--- REQUIRED WORK ---
Reproduce the material below word for word, leaving out the pictures.

--- EXERCISE INPUT ---
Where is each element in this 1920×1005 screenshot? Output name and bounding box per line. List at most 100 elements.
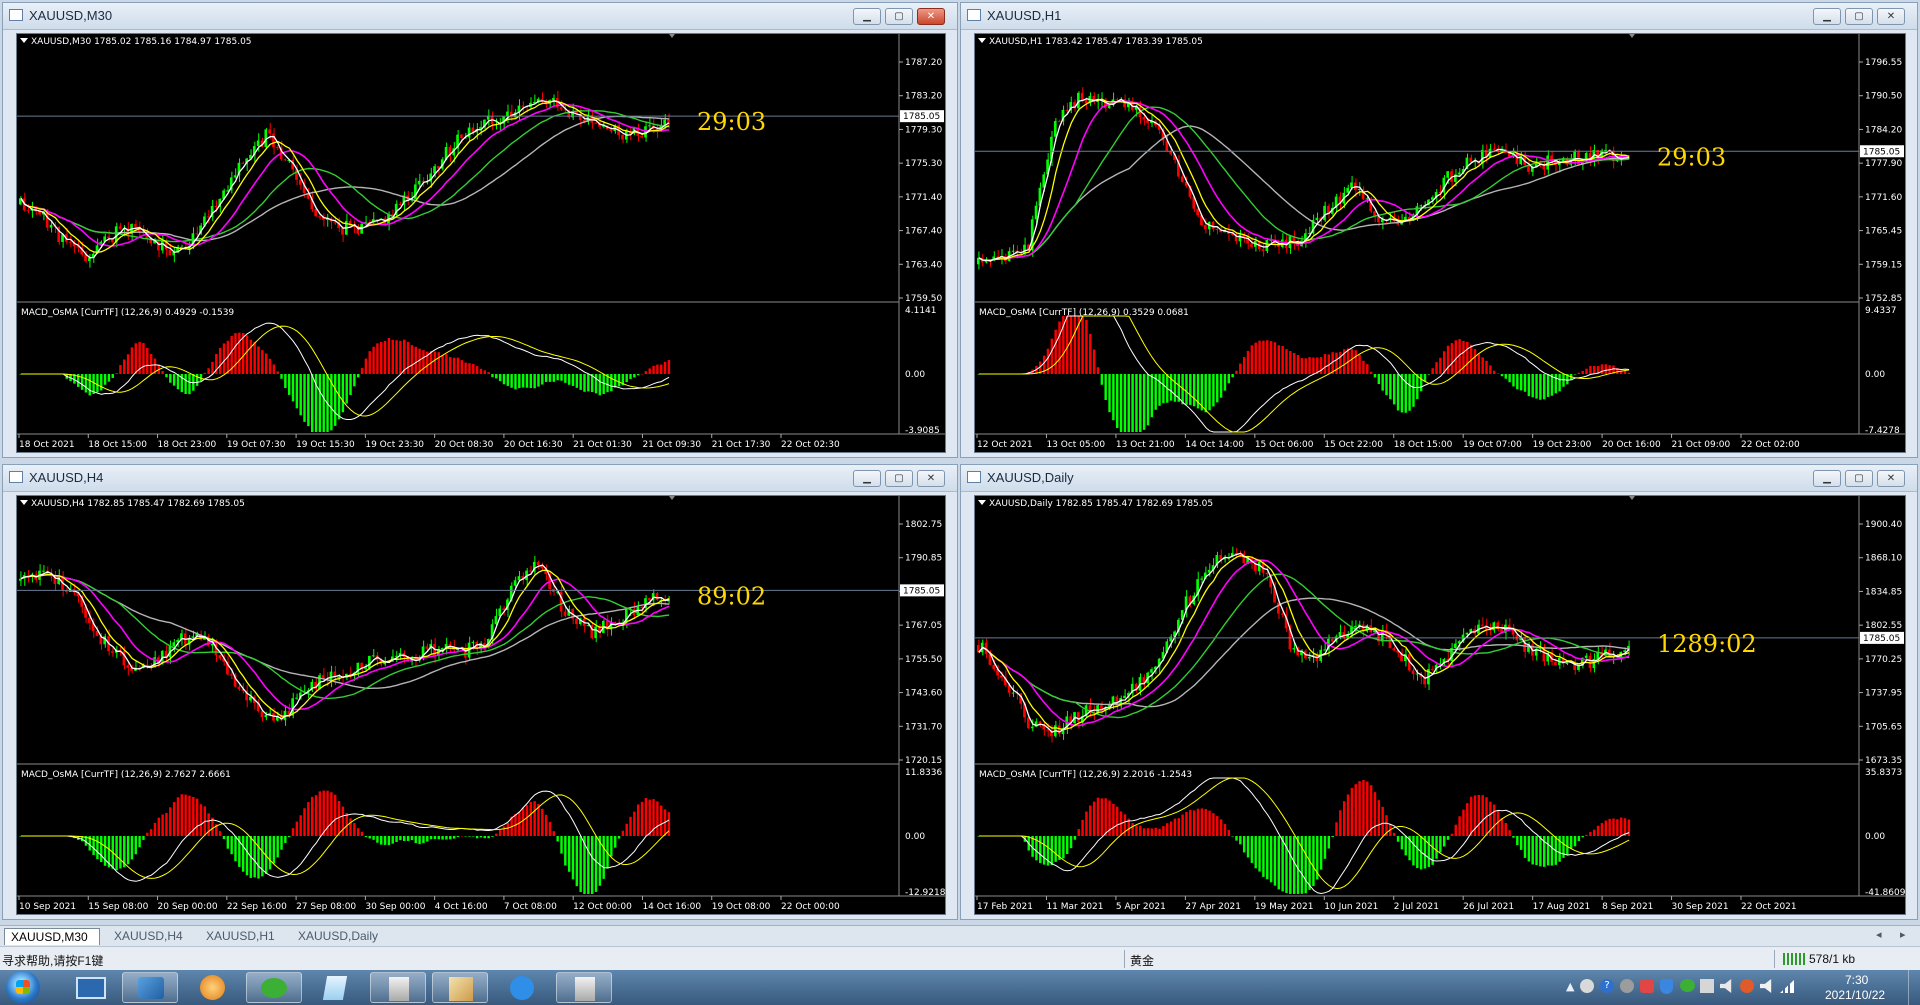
maximize-button[interactable]: ▢: [1845, 470, 1873, 487]
macd-histogram-bar: [1416, 374, 1419, 400]
security-icon[interactable]: [1740, 979, 1754, 993]
taskbar-app-1[interactable]: [370, 972, 426, 1003]
start-button[interactable]: [6, 971, 40, 1004]
candle-body: [1357, 189, 1361, 191]
candle-body: [575, 618, 578, 625]
status-divider: [1774, 950, 1775, 968]
maximize-button[interactable]: ▢: [885, 470, 913, 487]
macd-histogram-bar: [169, 374, 172, 383]
tray-show-hidden-icon[interactable]: ▲: [1566, 980, 1574, 993]
tabs-scroll-left-icon[interactable]: ◂: [1876, 928, 1882, 941]
macd-histogram-bar: [613, 836, 617, 848]
tray-app-icon[interactable]: [1640, 979, 1654, 993]
macd-histogram-bar: [372, 346, 375, 374]
macd-histogram-bar: [1200, 808, 1204, 836]
chart-tabs-bar: XAUUSD,M30 XAUUSD,H4 XAUUSD,H1 XAUUSD,Da…: [0, 925, 1920, 947]
taskbar-media-player[interactable]: [184, 972, 240, 1003]
macd-histogram-bar: [1231, 374, 1234, 378]
clock-date[interactable]: 2021/10/22: [1825, 988, 1885, 1002]
windows-logo-icon: [16, 980, 30, 994]
tabs-scroll-right-icon[interactable]: ▸: [1900, 928, 1906, 941]
macd-histogram-bar: [1331, 836, 1334, 838]
chart-area[interactable]: XAUUSD,Daily 1782.85 1785.47 1782.69 178…: [974, 495, 1906, 915]
settings-icon[interactable]: [1620, 979, 1634, 993]
clock-time[interactable]: 7:30: [1845, 973, 1868, 987]
taskbar-app-4[interactable]: [556, 972, 612, 1003]
macd-histogram-bar: [1342, 801, 1346, 836]
macd-histogram-bar: [652, 365, 655, 374]
close-button[interactable]: ✕: [917, 8, 945, 25]
chart-window-m30[interactable]: XAUUSD,M30 ▁ ▢ ✕ XAUUSD,M30 1785.02 1785…: [2, 2, 958, 458]
candle-body: [1354, 625, 1357, 628]
taskbar-wechat[interactable]: [246, 972, 302, 1003]
minimize-button[interactable]: ▁: [853, 8, 881, 25]
chart-area[interactable]: XAUUSD,M30 1785.02 1785.16 1784.97 1785.…: [16, 33, 946, 453]
maximize-button[interactable]: ▢: [1845, 8, 1873, 25]
taskbar-app-2[interactable]: [432, 972, 488, 1003]
tab-xauusd-h1[interactable]: XAUUSD,H1: [200, 928, 286, 945]
candle-body: [536, 561, 540, 566]
signal-icon[interactable]: [1780, 980, 1794, 993]
time-label: 14 Oct 14:00: [1185, 440, 1244, 450]
tray-app-icon[interactable]: [1580, 979, 1594, 993]
wechat-tray-icon[interactable]: [1680, 979, 1695, 992]
minimize-button[interactable]: ▁: [1813, 8, 1841, 25]
macd-histogram-bar: [617, 836, 621, 839]
close-button[interactable]: ✕: [1877, 8, 1905, 25]
macd-histogram-bar: [644, 371, 648, 374]
tab-xauusd-daily[interactable]: XAUUSD,Daily: [292, 928, 392, 945]
macd-histogram-bar: [1466, 803, 1469, 836]
chart-window-h4[interactable]: XAUUSD,H4 ▁ ▢ ✕ XAUUSD,H4 1782.85 1785.4…: [2, 464, 958, 920]
chart-window-h1[interactable]: XAUUSD,H1 ▁ ▢ ✕ XAUUSD,H1 1783.42 1785.4…: [960, 2, 1918, 458]
network-icon[interactable]: [1700, 979, 1714, 993]
tab-xauusd-m30[interactable]: XAUUSD,M30: [4, 928, 100, 945]
help-icon[interactable]: ?: [1600, 979, 1614, 993]
macd-histogram-bar: [1219, 374, 1223, 398]
wechat-icon: [261, 978, 287, 998]
maximize-button[interactable]: ▢: [885, 8, 913, 25]
macd-histogram-bar: [207, 368, 210, 374]
window-title: XAUUSD,H1: [987, 8, 1062, 23]
close-button[interactable]: ✕: [1877, 470, 1905, 487]
chart-window-daily[interactable]: XAUUSD,Daily ▁ ▢ ✕ XAUUSD,Daily 1782.85 …: [960, 464, 1918, 920]
macd-histogram-bar: [1281, 836, 1284, 892]
macd-histogram-bar: [1185, 811, 1188, 836]
macd-histogram-bar: [1096, 797, 1100, 836]
close-button[interactable]: ✕: [917, 470, 945, 487]
chart-window-icon: [967, 471, 981, 483]
show-desktop-button[interactable]: [1908, 970, 1920, 1005]
volume-icon[interactable]: [1720, 979, 1732, 993]
window-titlebar[interactable]: XAUUSD,H4 ▁ ▢ ✕: [3, 465, 957, 492]
window-titlebar[interactable]: XAUUSD,M30 ▁ ▢ ✕: [3, 3, 957, 30]
macd-scale-label: 0.00: [905, 370, 925, 380]
macd-histogram-bar: [1127, 374, 1130, 432]
minimize-button[interactable]: ▁: [853, 470, 881, 487]
macd-histogram-bar: [590, 836, 594, 894]
macd-histogram-bar: [656, 801, 659, 836]
macd-histogram-bar: [1112, 374, 1115, 421]
chart-area[interactable]: XAUUSD,H1 1783.42 1785.47 1783.39 1785.0…: [974, 33, 1906, 453]
shift-marker-icon: [1629, 34, 1635, 38]
macd-histogram-bar: [560, 836, 563, 854]
macd-histogram-bar: [418, 348, 421, 374]
window-titlebar[interactable]: XAUUSD,H1 ▁ ▢ ✕: [961, 3, 1917, 30]
candle-body: [241, 162, 245, 164]
macd-histogram-bar: [1362, 779, 1365, 836]
taskbar-notepad[interactable]: [308, 972, 364, 1003]
macd-histogram-bar: [126, 836, 130, 865]
macd-histogram-bar: [1185, 374, 1188, 405]
taskbar-metatrader[interactable]: [122, 972, 178, 1003]
chart-area[interactable]: XAUUSD,H4 1782.85 1785.47 1782.69 1785.0…: [16, 495, 946, 915]
macd-histogram-bar: [449, 357, 452, 374]
speaker-icon[interactable]: [1760, 979, 1772, 993]
macd-histogram-bar: [525, 374, 529, 388]
time-label: 10 Jun 2021: [1324, 902, 1378, 912]
macd-histogram-bar: [510, 374, 513, 388]
candle-body: [621, 135, 624, 140]
tab-xauusd-h4[interactable]: XAUUSD,H4: [108, 928, 194, 945]
shield-icon[interactable]: [1660, 979, 1673, 994]
minimize-button[interactable]: ▁: [1813, 470, 1841, 487]
window-titlebar[interactable]: XAUUSD,Daily ▁ ▢ ✕: [961, 465, 1917, 492]
taskbar-app-3[interactable]: [494, 972, 550, 1003]
taskbar-show-desktop[interactable]: [60, 972, 116, 1003]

--- SOLUTION TO THIS PROBLEM ---
Where is each element in this 1920×1005 screenshot? Output name and bounding box per line. List at most 100 elements.
maximize-button[interactable]: ▢: [1845, 470, 1873, 487]
macd-histogram-bar: [1416, 374, 1419, 400]
security-icon[interactable]: [1740, 979, 1754, 993]
taskbar-app-1[interactable]: [370, 972, 426, 1003]
start-button[interactable]: [6, 971, 40, 1004]
candle-body: [1357, 189, 1361, 191]
candle-body: [575, 618, 578, 625]
status-divider: [1774, 950, 1775, 968]
maximize-button[interactable]: ▢: [885, 470, 913, 487]
macd-histogram-bar: [169, 374, 172, 383]
tray-show-hidden-icon[interactable]: ▲: [1566, 980, 1574, 993]
tabs-scroll-left-icon[interactable]: ◂: [1876, 928, 1882, 941]
macd-histogram-bar: [613, 836, 617, 848]
tray-app-icon[interactable]: [1640, 979, 1654, 993]
macd-histogram-bar: [372, 346, 375, 374]
macd-histogram-bar: [1200, 808, 1204, 836]
chart-tabs-bar: XAUUSD,M30 XAUUSD,H4 XAUUSD,H1 XAUUSD,Da…: [0, 925, 1920, 947]
taskbar-media-player[interactable]: [184, 972, 240, 1003]
macd-histogram-bar: [1231, 374, 1234, 378]
clock-date[interactable]: 2021/10/22: [1825, 988, 1885, 1002]
windows-logo-icon: [16, 980, 30, 994]
tabs-scroll-right-icon[interactable]: ▸: [1900, 928, 1906, 941]
macd-histogram-bar: [1331, 836, 1334, 838]
chart-area[interactable]: XAUUSD,Daily 1782.85 1785.47 1782.69 178…: [974, 495, 1906, 915]
settings-icon[interactable]: [1620, 979, 1634, 993]
clock-time[interactable]: 7:30: [1845, 973, 1868, 987]
taskbar-app-4[interactable]: [556, 972, 612, 1003]
macd-histogram-bar: [1342, 801, 1346, 836]
macd-histogram-bar: [652, 365, 655, 374]
close-button[interactable]: ✕: [917, 8, 945, 25]
chart-window-m30[interactable]: XAUUSD,M30 ▁ ▢ ✕ XAUUSD,M30 1785.02 1785…: [2, 2, 958, 458]
candle-body: [1354, 625, 1357, 628]
taskbar-wechat[interactable]: [246, 972, 302, 1003]
minimize-button[interactable]: ▁: [853, 8, 881, 25]
chart-area[interactable]: XAUUSD,M30 1785.02 1785.16 1784.97 1785.…: [16, 33, 946, 453]
maximize-button[interactable]: ▢: [1845, 8, 1873, 25]
taskbar-app-2[interactable]: [432, 972, 488, 1003]
tab-xauusd-h1[interactable]: XAUUSD,H1: [200, 928, 286, 945]
candle-body: [536, 561, 540, 566]
signal-icon[interactable]: [1780, 980, 1794, 993]
time-label: 14 Oct 14:00: [1185, 440, 1244, 450]
tray-app-icon[interactable]: [1580, 979, 1594, 993]
wechat-tray-icon[interactable]: [1680, 979, 1695, 992]
minimize-button[interactable]: ▁: [1813, 8, 1841, 25]
macd-histogram-bar: [617, 836, 621, 839]
close-button[interactable]: ✕: [1877, 8, 1905, 25]
macd-histogram-bar: [644, 371, 648, 374]
tab-xauusd-daily[interactable]: XAUUSD,Daily: [292, 928, 392, 945]
macd-histogram-bar: [1466, 803, 1469, 836]
chart-window-h4[interactable]: XAUUSD,H4 ▁ ▢ ✕ XAUUSD,H4 1782.85 1785.4…: [2, 464, 958, 920]
chart-window-h1[interactable]: XAUUSD,H1 ▁ ▢ ✕ XAUUSD,H1 1783.42 1785.4…: [960, 2, 1918, 458]
network-icon[interactable]: [1700, 979, 1714, 993]
tab-xauusd-m30[interactable]: XAUUSD,M30: [4, 928, 100, 945]
help-icon[interactable]: ?: [1600, 979, 1614, 993]
macd-histogram-bar: [1219, 374, 1223, 398]
wechat-icon: [261, 978, 287, 998]
maximize-button[interactable]: ▢: [885, 8, 913, 25]
macd-histogram-bar: [207, 368, 210, 374]
window-title: XAUUSD,H1: [987, 8, 1062, 23]
close-button[interactable]: ✕: [1877, 470, 1905, 487]
chart-window-daily[interactable]: XAUUSD,Daily ▁ ▢ ✕ XAUUSD,Daily 1782.85 …: [960, 464, 1918, 920]
macd-histogram-bar: [1281, 836, 1284, 892]
macd-histogram-bar: [1185, 811, 1188, 836]
macd-histogram-bar: [1096, 797, 1100, 836]
close-button[interactable]: ✕: [917, 470, 945, 487]
chart-window-icon: [967, 471, 981, 483]
show-desktop-button[interactable]: [1908, 970, 1920, 1005]
volume-icon[interactable]: [1720, 979, 1732, 993]
window-titlebar[interactable]: XAUUSD,H4 ▁ ▢ ✕: [3, 465, 957, 492]
window-titlebar[interactable]: XAUUSD,M30 ▁ ▢ ✕: [3, 3, 957, 30]
macd-scale-label: 0.00: [905, 370, 925, 380]
macd-histogram-bar: [1127, 374, 1130, 432]
minimize-button[interactable]: ▁: [853, 470, 881, 487]
macd-histogram-bar: [590, 836, 594, 894]
macd-histogram-bar: [656, 801, 659, 836]
macd-histogram-bar: [1112, 374, 1115, 421]
chart-area[interactable]: XAUUSD,H1 1783.42 1785.47 1783.39 1785.0…: [974, 33, 1906, 453]
shift-marker-icon: [1629, 34, 1635, 38]
macd-histogram-bar: [560, 836, 563, 854]
macd-histogram-bar: [418, 348, 421, 374]
window-titlebar[interactable]: XAUUSD,H1 ▁ ▢ ✕: [961, 3, 1917, 30]
candle-body: [241, 162, 245, 164]
macd-histogram-bar: [1362, 779, 1365, 836]
taskbar-notepad[interactable]: [308, 972, 364, 1003]
macd-histogram-bar: [126, 836, 130, 865]
macd-histogram-bar: [1185, 374, 1188, 405]
taskbar-metatrader[interactable]: [122, 972, 178, 1003]
chart-area[interactable]: XAUUSD,H4 1782.85 1785.47 1782.69 1785.0…: [16, 495, 946, 915]
macd-histogram-bar: [449, 357, 452, 374]
speaker-icon[interactable]: [1760, 979, 1772, 993]
macd-histogram-bar: [525, 374, 529, 388]
time-label: 10 Jun 2021: [1324, 902, 1378, 912]
macd-histogram-bar: [510, 374, 513, 388]
candle-body: [621, 135, 624, 140]
tab-xauusd-h4[interactable]: XAUUSD,H4: [108, 928, 194, 945]
shield-icon[interactable]: [1660, 979, 1673, 994]
minimize-button[interactable]: ▁: [1813, 470, 1841, 487]
window-titlebar[interactable]: XAUUSD,Daily ▁ ▢ ✕: [961, 465, 1917, 492]
taskbar-app-3[interactable]: [494, 972, 550, 1003]
taskbar-show-desktop[interactable]: [60, 972, 116, 1003]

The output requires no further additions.